How to complete this task - Would you transcribe the line that holds "What does this" and all the lines below it, through the final one, exactly and with nothing else?

Provided material -

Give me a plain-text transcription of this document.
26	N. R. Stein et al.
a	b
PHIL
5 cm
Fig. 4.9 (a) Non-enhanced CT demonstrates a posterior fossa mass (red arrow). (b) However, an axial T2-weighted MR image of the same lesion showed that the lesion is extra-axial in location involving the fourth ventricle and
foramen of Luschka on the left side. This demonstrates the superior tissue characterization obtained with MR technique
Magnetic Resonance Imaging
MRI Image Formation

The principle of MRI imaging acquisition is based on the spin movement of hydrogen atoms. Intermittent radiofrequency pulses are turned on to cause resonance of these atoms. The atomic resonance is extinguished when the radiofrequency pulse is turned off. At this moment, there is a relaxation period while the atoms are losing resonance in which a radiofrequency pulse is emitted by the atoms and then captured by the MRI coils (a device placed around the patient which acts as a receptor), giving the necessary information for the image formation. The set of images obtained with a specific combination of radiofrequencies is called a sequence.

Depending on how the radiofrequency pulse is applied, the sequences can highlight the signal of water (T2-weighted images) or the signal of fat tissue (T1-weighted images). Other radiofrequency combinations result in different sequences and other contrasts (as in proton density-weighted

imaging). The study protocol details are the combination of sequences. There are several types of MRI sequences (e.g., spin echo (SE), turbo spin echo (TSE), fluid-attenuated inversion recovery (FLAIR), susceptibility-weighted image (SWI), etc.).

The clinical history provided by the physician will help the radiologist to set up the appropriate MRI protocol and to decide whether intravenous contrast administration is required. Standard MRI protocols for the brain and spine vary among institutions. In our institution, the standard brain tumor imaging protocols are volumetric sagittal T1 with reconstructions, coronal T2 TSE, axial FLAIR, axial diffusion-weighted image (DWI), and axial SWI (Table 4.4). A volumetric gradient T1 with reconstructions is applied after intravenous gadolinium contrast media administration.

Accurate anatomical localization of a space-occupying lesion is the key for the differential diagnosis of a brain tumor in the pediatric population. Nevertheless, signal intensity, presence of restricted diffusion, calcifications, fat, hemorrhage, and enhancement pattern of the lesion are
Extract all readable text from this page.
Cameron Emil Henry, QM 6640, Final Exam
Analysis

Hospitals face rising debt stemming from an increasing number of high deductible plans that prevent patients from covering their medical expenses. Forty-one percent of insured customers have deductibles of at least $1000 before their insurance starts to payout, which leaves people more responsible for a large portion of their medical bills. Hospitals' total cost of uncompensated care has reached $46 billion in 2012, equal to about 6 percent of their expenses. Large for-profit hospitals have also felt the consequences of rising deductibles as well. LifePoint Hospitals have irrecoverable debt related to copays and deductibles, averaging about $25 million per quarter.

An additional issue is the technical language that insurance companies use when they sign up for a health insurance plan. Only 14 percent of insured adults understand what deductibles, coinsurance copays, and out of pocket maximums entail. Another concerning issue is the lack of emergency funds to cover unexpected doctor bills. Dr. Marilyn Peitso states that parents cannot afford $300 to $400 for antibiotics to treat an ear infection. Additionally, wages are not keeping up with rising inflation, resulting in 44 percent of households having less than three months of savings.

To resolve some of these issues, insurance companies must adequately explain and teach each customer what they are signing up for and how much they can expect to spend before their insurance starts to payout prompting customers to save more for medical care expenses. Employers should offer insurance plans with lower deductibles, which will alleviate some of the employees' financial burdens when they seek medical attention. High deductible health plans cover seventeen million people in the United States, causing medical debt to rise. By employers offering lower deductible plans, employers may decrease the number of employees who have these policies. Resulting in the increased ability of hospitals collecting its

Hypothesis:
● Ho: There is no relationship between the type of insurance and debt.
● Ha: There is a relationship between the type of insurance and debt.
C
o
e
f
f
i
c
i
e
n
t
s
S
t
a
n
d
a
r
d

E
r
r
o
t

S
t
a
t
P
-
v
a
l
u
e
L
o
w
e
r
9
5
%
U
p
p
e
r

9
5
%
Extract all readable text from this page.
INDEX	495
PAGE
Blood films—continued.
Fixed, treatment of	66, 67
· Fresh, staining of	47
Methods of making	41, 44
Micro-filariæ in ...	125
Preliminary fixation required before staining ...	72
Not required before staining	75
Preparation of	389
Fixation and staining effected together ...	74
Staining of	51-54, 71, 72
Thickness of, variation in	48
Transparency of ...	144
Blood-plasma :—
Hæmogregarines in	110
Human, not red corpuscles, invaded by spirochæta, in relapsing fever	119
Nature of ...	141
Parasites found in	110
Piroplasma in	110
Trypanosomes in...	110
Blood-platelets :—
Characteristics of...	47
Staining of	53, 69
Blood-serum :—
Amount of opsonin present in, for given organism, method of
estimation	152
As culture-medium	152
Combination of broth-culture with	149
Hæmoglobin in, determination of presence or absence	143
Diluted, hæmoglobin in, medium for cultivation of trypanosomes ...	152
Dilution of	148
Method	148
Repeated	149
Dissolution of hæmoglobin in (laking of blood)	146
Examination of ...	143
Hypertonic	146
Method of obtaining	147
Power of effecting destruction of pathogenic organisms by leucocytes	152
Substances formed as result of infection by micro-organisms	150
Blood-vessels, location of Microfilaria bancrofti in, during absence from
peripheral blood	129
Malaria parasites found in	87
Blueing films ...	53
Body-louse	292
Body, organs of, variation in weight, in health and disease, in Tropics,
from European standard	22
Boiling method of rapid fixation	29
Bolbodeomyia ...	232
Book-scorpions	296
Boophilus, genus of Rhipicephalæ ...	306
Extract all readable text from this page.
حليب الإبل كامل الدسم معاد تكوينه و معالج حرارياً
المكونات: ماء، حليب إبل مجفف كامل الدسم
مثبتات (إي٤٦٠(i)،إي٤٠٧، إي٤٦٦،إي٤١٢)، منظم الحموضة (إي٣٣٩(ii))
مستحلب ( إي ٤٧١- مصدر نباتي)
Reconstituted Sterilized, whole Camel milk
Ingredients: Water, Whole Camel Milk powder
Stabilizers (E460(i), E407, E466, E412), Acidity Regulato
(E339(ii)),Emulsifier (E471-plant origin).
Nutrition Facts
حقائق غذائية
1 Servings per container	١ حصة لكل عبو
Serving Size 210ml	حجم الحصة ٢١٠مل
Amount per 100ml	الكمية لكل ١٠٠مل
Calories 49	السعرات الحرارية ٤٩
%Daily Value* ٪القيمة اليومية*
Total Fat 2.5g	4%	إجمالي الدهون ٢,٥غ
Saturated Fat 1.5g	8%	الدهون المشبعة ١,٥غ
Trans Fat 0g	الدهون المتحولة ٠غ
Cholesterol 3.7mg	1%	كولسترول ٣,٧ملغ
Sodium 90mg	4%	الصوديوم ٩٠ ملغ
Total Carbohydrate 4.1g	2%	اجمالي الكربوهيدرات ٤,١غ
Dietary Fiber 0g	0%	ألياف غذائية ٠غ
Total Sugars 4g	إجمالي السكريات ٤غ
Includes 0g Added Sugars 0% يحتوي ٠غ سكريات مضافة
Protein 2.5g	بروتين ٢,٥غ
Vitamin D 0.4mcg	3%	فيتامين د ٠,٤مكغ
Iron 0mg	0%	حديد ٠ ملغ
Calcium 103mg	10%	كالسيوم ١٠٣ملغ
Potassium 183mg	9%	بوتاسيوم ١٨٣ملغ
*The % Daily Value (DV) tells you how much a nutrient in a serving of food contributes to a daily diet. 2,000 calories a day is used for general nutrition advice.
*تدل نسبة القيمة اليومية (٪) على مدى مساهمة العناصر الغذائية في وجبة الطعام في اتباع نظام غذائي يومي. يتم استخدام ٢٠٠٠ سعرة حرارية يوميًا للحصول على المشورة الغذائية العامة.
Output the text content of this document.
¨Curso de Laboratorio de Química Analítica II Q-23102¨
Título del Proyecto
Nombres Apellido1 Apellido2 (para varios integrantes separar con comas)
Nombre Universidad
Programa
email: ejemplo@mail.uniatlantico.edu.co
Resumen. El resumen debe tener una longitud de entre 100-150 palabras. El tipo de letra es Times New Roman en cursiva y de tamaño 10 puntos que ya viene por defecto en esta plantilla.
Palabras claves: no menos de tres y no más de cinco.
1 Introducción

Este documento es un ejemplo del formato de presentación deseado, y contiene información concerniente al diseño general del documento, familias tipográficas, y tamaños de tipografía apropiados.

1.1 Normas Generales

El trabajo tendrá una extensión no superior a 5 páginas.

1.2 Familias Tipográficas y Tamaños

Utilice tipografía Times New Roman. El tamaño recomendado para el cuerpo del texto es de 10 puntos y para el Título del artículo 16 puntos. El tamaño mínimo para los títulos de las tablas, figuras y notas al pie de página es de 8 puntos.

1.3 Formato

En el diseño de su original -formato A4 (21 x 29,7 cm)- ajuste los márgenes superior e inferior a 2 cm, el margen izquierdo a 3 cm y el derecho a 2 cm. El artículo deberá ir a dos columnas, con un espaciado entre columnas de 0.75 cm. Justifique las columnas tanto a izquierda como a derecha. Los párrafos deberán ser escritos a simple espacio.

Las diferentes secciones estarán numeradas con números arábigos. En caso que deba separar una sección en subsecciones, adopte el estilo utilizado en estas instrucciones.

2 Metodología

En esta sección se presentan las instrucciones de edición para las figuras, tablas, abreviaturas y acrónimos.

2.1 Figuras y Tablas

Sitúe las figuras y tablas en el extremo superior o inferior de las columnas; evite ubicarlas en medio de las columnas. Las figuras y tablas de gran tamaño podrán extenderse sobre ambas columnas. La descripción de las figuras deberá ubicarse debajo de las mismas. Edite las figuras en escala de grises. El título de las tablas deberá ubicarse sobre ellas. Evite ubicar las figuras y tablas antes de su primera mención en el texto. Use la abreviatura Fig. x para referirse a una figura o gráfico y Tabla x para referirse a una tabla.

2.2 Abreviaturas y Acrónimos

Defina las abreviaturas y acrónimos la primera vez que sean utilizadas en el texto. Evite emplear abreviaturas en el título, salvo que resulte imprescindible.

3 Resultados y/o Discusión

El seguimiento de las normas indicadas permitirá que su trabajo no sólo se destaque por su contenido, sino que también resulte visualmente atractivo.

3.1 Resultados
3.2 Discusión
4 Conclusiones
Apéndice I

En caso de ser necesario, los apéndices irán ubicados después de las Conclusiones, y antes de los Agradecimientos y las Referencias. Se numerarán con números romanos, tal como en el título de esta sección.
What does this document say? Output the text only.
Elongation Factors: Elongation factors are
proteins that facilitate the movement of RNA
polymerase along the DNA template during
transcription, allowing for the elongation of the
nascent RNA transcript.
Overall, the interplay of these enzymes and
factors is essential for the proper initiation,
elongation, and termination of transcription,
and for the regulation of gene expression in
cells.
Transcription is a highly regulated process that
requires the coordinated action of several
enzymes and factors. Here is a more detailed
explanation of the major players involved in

Task response -
What does this document say? Output the text only.
Elongation Factors: Elongation factors are
proteins that facilitate the movement of RNA
polymerase along the DNA template during
transcription, allowing for the elongation of the
nascent RNA transcript.
Overall, the interplay of these enzymes and
factors is essential for the proper initiation,
elongation, and termination of transcription,
and for the regulation of gene expression in
cells.
Transcription is a highly regulated process that
requires the coordinated action of several
enzymes and factors. Here is a more detailed
explanation of the major players involved in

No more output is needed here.